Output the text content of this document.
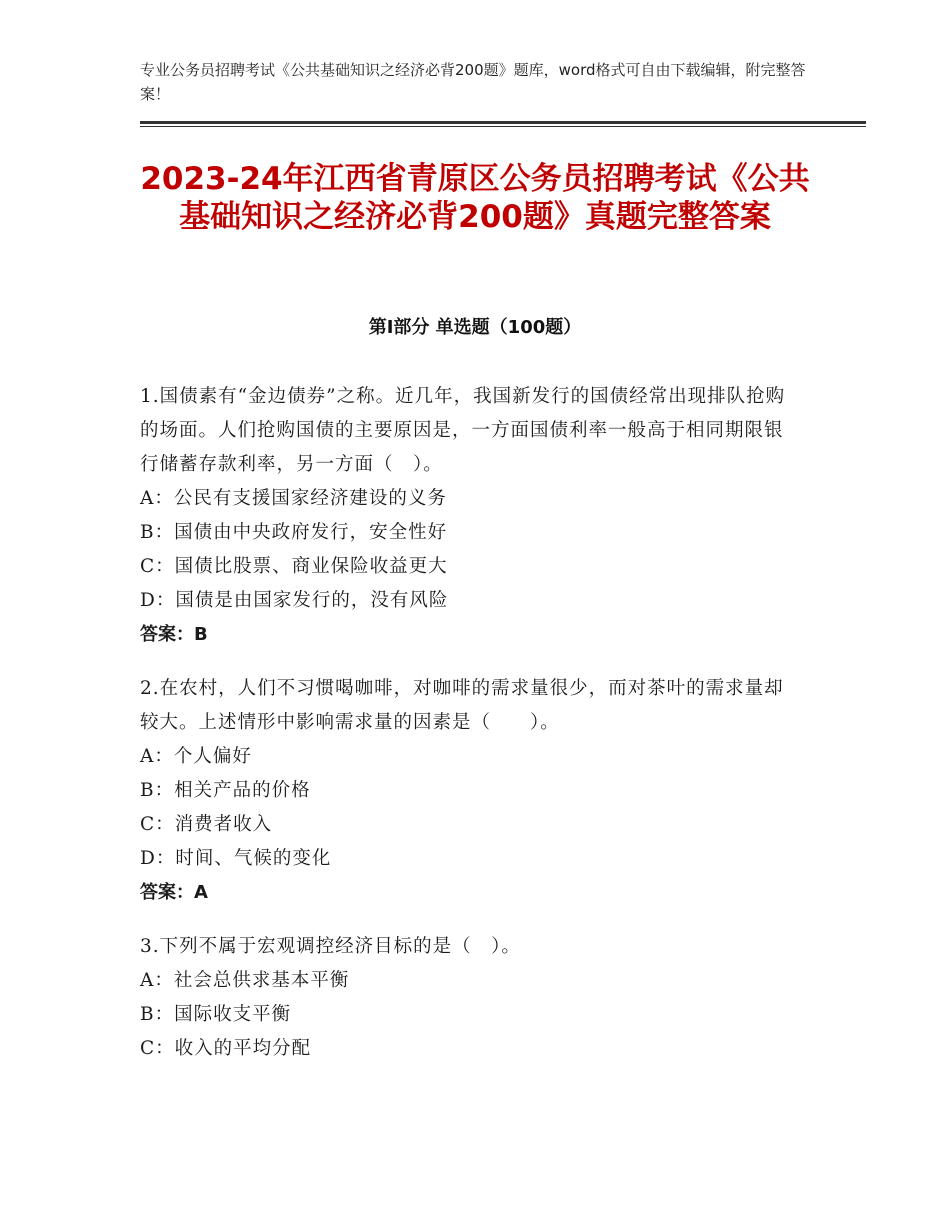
专业公务员招聘考试《公共基础知识之经济必背200题》题库，word格式可自由下载编辑，附完整答案！
2023-24年江西省青原区公务员招聘考试《公共基础知识之经济必背200题》真题完整答案
第I部分 单选题（100题）

1.国债素有“金边债券”之称。近几年，我国新发行的国债经常出现排队抢购的场面。人们抢购国债的主要原因是，一方面国债利率一般高于相同期限银行储蓄存款利率，另一方面（　）。

A：公民有支援国家经济建设的义务

B：国债由中央政府发行，安全性好

C：国债比股票、商业保险收益更大

D：国债是由国家发行的，没有风险

答案：B

2.在农村，人们不习惯喝咖啡，对咖啡的需求量很少，而对茶叶的需求量却较大。上述情形中影响需求量的因素是（　　）。

A：个人偏好

B：相关产品的价格

C：消费者收入

D：时间、气候的变化

答案：A

3.下列不属于宏观调控经济目标的是（　）。

A：社会总供求基本平衡

B：国际收支平衡

C：收入的平均分配
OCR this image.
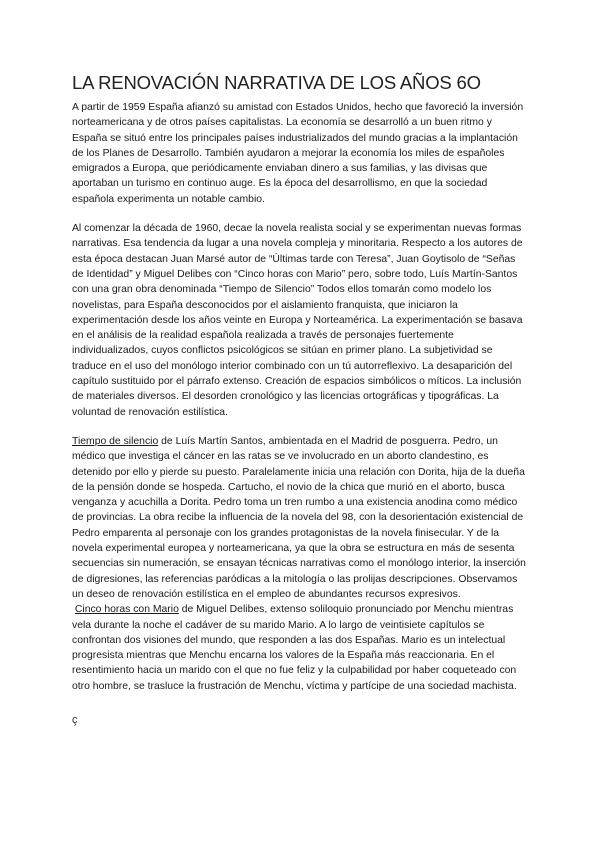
LA RENOVACIÓN NARRATIVA DE LOS AÑOS 6O

A partir de 1959 España afianzó su amistad con Estados Unidos, hecho que favoreció la inversión norteamericana y de otros países capitalistas. La economía se desarrolló a un buen ritmo y España se situó entre los principales países industrializados del mundo gracias a la implantación de los Planes de Desarrollo. También ayudaron a mejorar la economía los miles de españoles emigrados a Europa, que periódicamente enviaban dinero a sus familias, y las divisas que aportaban un turismo en continuo auge. Es la época del desarrollismo, en que la sociedad española experimenta un notable cambio.

Al comenzar la década de 1960, decae la novela realista social y se experimentan nuevas formas narrativas. Esa tendencia da lugar a una novela compleja y minoritaria. Respecto a los autores de esta época destacan Juan Marsé autor de “Últimas tarde con Teresa”, Juan Goytisolo de “Señas de Identidad” y Miguel Delibes con “Cinco horas con Mario” pero, sobre todo, Luís Martín-Santos con una gran obra denominada “Tiempo de Silencio” Todos ellos tomarán como modelo los novelistas, para España desconocidos por el aislamiento franquista, que iniciaron la experimentación desde los años veinte en Europa y Norteamérica. La experimentación se basava en el análisis de la realidad española realizada a través de personajes fuertemente individualizados, cuyos conflictos psicológicos se sitúan en primer plano. La subjetividad se traduce en el uso del monólogo interior combinado con un tú autorreflexivo. La desaparición del capítulo sustituido por el párrafo extenso. Creación de espacios simbólicos o míticos. La inclusión de materiales diversos. El desorden cronológico y las licencias ortográficas y tipográficas. La voluntad de renovación estilística.

Tiempo de silencio de Luís Martín Santos, ambientada en el Madrid de posguerra. Pedro, un médico que investiga el cáncer en las ratas se ve involucrado en un aborto clandestino, es detenido por ello y pierde su puesto. Paralelamente inicia una relación con Dorita, hija de la dueña de la pensión donde se hospeda. Cartucho, el novio de la chica que murió en el aborto, busca venganza y acuchilla a Dorita. Pedro toma un tren rumbo a una existencia anodina como médico de provincias. La obra recibe la influencia de la novela del 98, con la desorientación existencial de Pedro emparenta al personaje con los grandes protagonistas de la novela finisecular. Y de la novela experimental europea y norteamericana, ya que la obra se estructura en más de sesenta secuencias sin numeración, se ensayan técnicas narrativas como el monólogo interior, la inserción de digresiones, las referencias paródicas a la mitología o las prolijas descripciones. Observamos un deseo de renovación estilística en el empleo de abundantes recursos expresivos.

Cinco horas con Mario de Miguel Delibes, extenso soliloquio pronunciado por Menchu mientras vela durante la noche el cadáver de su marido Mario. A lo largo de veintisiete capítulos se confrontan dos visiones del mundo, que responden a las dos Españas. Mario es un intelectual progresista mientras que Menchu encarna los valores de la España más reaccionaria. En el resentimiento hacia un marido con el que no fue feliz y la culpabilidad por haber coqueteado con otro hombre, se trasluce la frustración de Menchu, víctima y partícipe de una sociedad machista.

ç
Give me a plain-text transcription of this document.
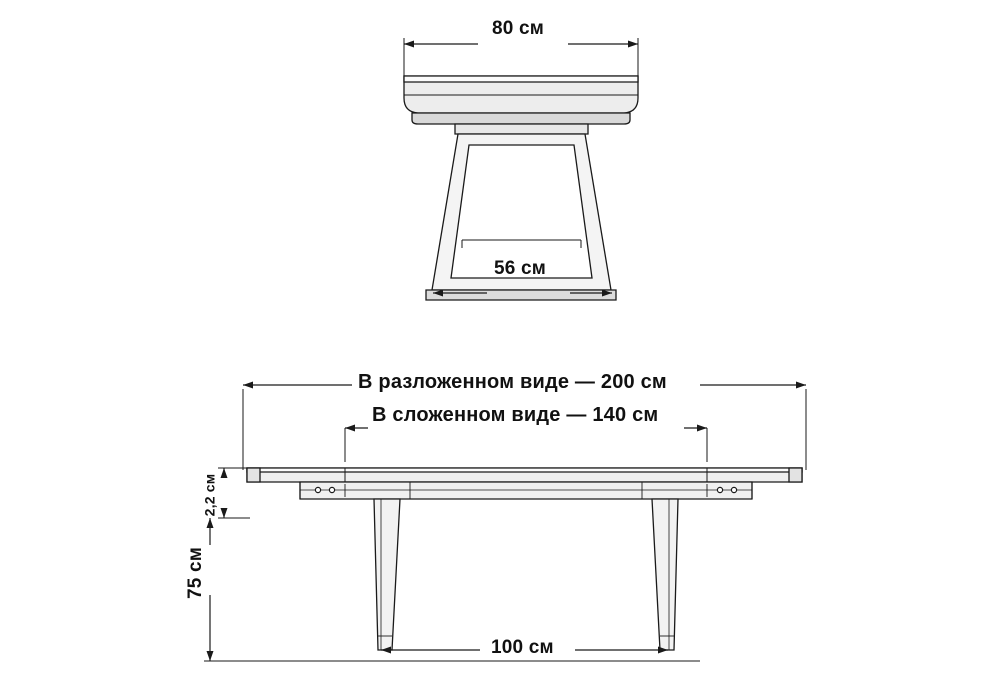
80 см
56 см
В разложенном виде — 200 см
В сложенном виде — 140 см
2,2 см
75 см
100 см
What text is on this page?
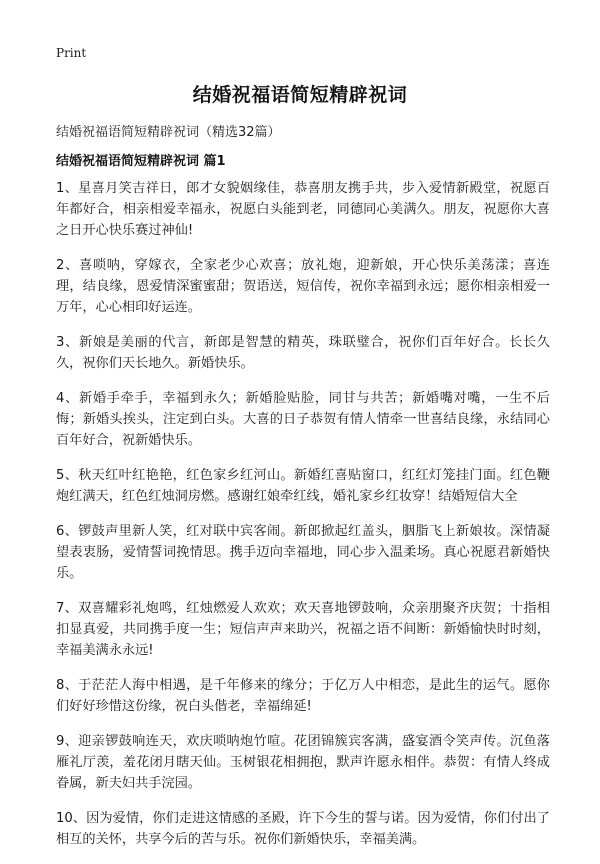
Print
结婚祝福语简短精辟祝词
结婚祝福语简短精辟祝词（精选32篇）
结婚祝福语简短精辟祝词 篇1

1、星喜月笑吉祥日，郎才女貌姻缘佳，恭喜朋友携手共，步入爱情新殿堂，祝愿百年都好合，相亲相爱幸福永，祝愿白头能到老，同德同心美满久。朋友，祝愿你大喜之日开心快乐赛过神仙!

2、喜唢呐，穿嫁衣，全家老少心欢喜；放礼炮，迎新娘，开心快乐美荡漾；喜连理，结良缘，恩爱情深蜜蜜甜；贺语送，短信传，祝你幸福到永远；愿你相亲相爱一万年，心心相印好运连。

3、新娘是美丽的代言，新郎是智慧的精英，珠联璧合，祝你们百年好合。长长久久，祝你们天长地久。新婚快乐。

4、新婚手牵手，幸福到永久；新婚脸贴脸，同甘与共苦；新婚嘴对嘴，一生不后悔；新婚头挨头，注定到白头。大喜的日子恭贺有情人情牵一世喜结良缘，永结同心百年好合，祝新婚快乐。

5、秋天红叶红艳艳，红色家乡红河山。新婚红喜贴窗口，红红灯笼挂门面。红色鞭炮红满天，红色红烛洞房燃。感谢红娘牵红线，婚礼家乡红妆穿！结婚短信大全

6、锣鼓声里新人笑，红对联中宾客闹。新郎掀起红盖头，胭脂飞上新娘妆。深情凝望表衷肠，爱情誓词挽情思。携手迈向幸福地，同心步入温柔场。真心祝愿君新婚快乐。

7、双喜耀彩礼炮鸣，红烛燃爱人欢欢；欢天喜地锣鼓响，众亲朋聚齐庆贺；十指相扣显真爱，共同携手度一生；短信声声来助兴，祝福之语不间断：新婚愉快时时刻，幸福美满永永远!

8、于茫茫人海中相遇，是千年修来的缘分；于亿万人中相恋，是此生的运气。愿你们好好珍惜这份缘，祝白头偕老，幸福绵延!

9、迎亲锣鼓响连天，欢庆唢呐炮竹喧。花团锦簇宾客满，盛宴酒令笑声传。沉鱼落雁礼厅羡，羞花闭月瞎天仙。玉树银花相拥抱，默声许愿永相伴。恭贺：有情人终成眷属，新夫妇共手浣园。

10、因为爱情，你们走进这情感的圣殿，许下今生的誓与诺。因为爱情，你们付出了相互的关怀，共享今后的苦与乐。祝你们新婚快乐，幸福美满。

* * *

### Work to be completed
Copy out the records above in full, exactly as written, but not the pictures.

### Solution for this problem
Output the text content of this document.
专业公务员招聘考试《公共基础知识之经济必背200题》题库，word格式可自由下载编辑，附完整答案！
2023-24年江西省青原区公务员招聘考试《公共基础知识之经济必背200题》真题完整答案
第I部分 单选题（100题）

1.国债素有“金边债券”之称。近几年，我国新发行的国债经常出现排队抢购的场面。人们抢购国债的主要原因是，一方面国债利率一般高于相同期限银行储蓄存款利率，另一方面（　）。

A：公民有支援国家经济建设的义务

B：国债由中央政府发行，安全性好

C：国债比股票、商业保险收益更大

D：国债是由国家发行的，没有风险

答案：B

2.在农村，人们不习惯喝咖啡，对咖啡的需求量很少，而对茶叶的需求量却较大。上述情形中影响需求量的因素是（　　）。

A：个人偏好

B：相关产品的价格

C：消费者收入

D：时间、气候的变化

答案：A

3.下列不属于宏观调控经济目标的是（　）。

A：社会总供求基本平衡

B：国际收支平衡

C：收入的平均分配
OCR this image.
LA RENOVACIÓN NARRATIVA DE LOS AÑOS 6O

A partir de 1959 España afianzó su amistad con Estados Unidos, hecho que favoreció la inversión norteamericana y de otros países capitalistas. La economía se desarrolló a un buen ritmo y España se situó entre los principales países industrializados del mundo gracias a la implantación de los Planes de Desarrollo. También ayudaron a mejorar la economía los miles de españoles emigrados a Europa, que periódicamente enviaban dinero a sus familias, y las divisas que aportaban un turismo en continuo auge. Es la época del desarrollismo, en que la sociedad española experimenta un notable cambio.

Al comenzar la década de 1960, decae la novela realista social y se experimentan nuevas formas narrativas. Esa tendencia da lugar a una novela compleja y minoritaria. Respecto a los autores de esta época destacan Juan Marsé autor de “Últimas tarde con Teresa”, Juan Goytisolo de “Señas de Identidad” y Miguel Delibes con “Cinco horas con Mario” pero, sobre todo, Luís Martín-Santos con una gran obra denominada “Tiempo de Silencio” Todos ellos tomarán como modelo los novelistas, para España desconocidos por el aislamiento franquista, que iniciaron la experimentación desde los años veinte en Europa y Norteamérica. La experimentación se basava en el análisis de la realidad española realizada a través de personajes fuertemente individualizados, cuyos conflictos psicológicos se sitúan en primer plano. La subjetividad se traduce en el uso del monólogo interior combinado con un tú autorreflexivo. La desaparición del capítulo sustituido por el párrafo extenso. Creación de espacios simbólicos o míticos. La inclusión de materiales diversos. El desorden cronológico y las licencias ortográficas y tipográficas. La voluntad de renovación estilística.

Tiempo de silencio de Luís Martín Santos, ambientada en el Madrid de posguerra. Pedro, un médico que investiga el cáncer en las ratas se ve involucrado en un aborto clandestino, es detenido por ello y pierde su puesto. Paralelamente inicia una relación con Dorita, hija de la dueña de la pensión donde se hospeda. Cartucho, el novio de la chica que murió en el aborto, busca venganza y acuchilla a Dorita. Pedro toma un tren rumbo a una existencia anodina como médico de provincias. La obra recibe la influencia de la novela del 98, con la desorientación existencial de Pedro emparenta al personaje con los grandes protagonistas de la novela finisecular. Y de la novela experimental europea y norteamericana, ya que la obra se estructura en más de sesenta secuencias sin numeración, se ensayan técnicas narrativas como el monólogo interior, la inserción de digresiones, las referencias paródicas a la mitología o las prolijas descripciones. Observamos un deseo de renovación estilística en el empleo de abundantes recursos expresivos.

Cinco horas con Mario de Miguel Delibes, extenso soliloquio pronunciado por Menchu mientras vela durante la noche el cadáver de su marido Mario. A lo largo de veintisiete capítulos se confrontan dos visiones del mundo, que responden a las dos Españas. Mario es un intelectual progresista mientras que Menchu encarna los valores de la España más reaccionaria. En el resentimiento hacia un marido con el que no fue feliz y la culpabilidad por haber coqueteado con otro hombre, se trasluce la frustración de Menchu, víctima y partícipe de una sociedad machista.

ç
Give me a plain-text transcription of this document.
80 см
56 см
В разложенном виде — 200 см
В сложенном виде — 140 см
2,2 см
75 см
100 см
What text is on this page?
Print
结婚祝福语简短精辟祝词
结婚祝福语简短精辟祝词（精选32篇）
结婚祝福语简短精辟祝词 篇1

1、星喜月笑吉祥日，郎才女貌姻缘佳，恭喜朋友携手共，步入爱情新殿堂，祝愿百年都好合，相亲相爱幸福永，祝愿白头能到老，同德同心美满久。朋友，祝愿你大喜之日开心快乐赛过神仙!

2、喜唢呐，穿嫁衣，全家老少心欢喜；放礼炮，迎新娘，开心快乐美荡漾；喜连理，结良缘，恩爱情深蜜蜜甜；贺语送，短信传，祝你幸福到永远；愿你相亲相爱一万年，心心相印好运连。

3、新娘是美丽的代言，新郎是智慧的精英，珠联璧合，祝你们百年好合。长长久久，祝你们天长地久。新婚快乐。

4、新婚手牵手，幸福到永久；新婚脸贴脸，同甘与共苦；新婚嘴对嘴，一生不后悔；新婚头挨头，注定到白头。大喜的日子恭贺有情人情牵一世喜结良缘，永结同心百年好合，祝新婚快乐。

5、秋天红叶红艳艳，红色家乡红河山。新婚红喜贴窗口，红红灯笼挂门面。红色鞭炮红满天，红色红烛洞房燃。感谢红娘牵红线，婚礼家乡红妆穿！结婚短信大全

6、锣鼓声里新人笑，红对联中宾客闹。新郎掀起红盖头，胭脂飞上新娘妆。深情凝望表衷肠，爱情誓词挽情思。携手迈向幸福地，同心步入温柔场。真心祝愿君新婚快乐。

7、双喜耀彩礼炮鸣，红烛燃爱人欢欢；欢天喜地锣鼓响，众亲朋聚齐庆贺；十指相扣显真爱，共同携手度一生；短信声声来助兴，祝福之语不间断：新婚愉快时时刻，幸福美满永永远!

8、于茫茫人海中相遇，是千年修来的缘分；于亿万人中相恋，是此生的运气。愿你们好好珍惜这份缘，祝白头偕老，幸福绵延!

9、迎亲锣鼓响连天，欢庆唢呐炮竹喧。花团锦簇宾客满，盛宴酒令笑声传。沉鱼落雁礼厅羡，羞花闭月瞎天仙。玉树银花相拥抱，默声许愿永相伴。恭贺：有情人终成眷属，新夫妇共手浣园。

10、因为爱情，你们走进这情感的圣殿，许下今生的誓与诺。因为爱情，你们付出了相互的关怀，共享今后的苦与乐。祝你们新婚快乐，幸福美满。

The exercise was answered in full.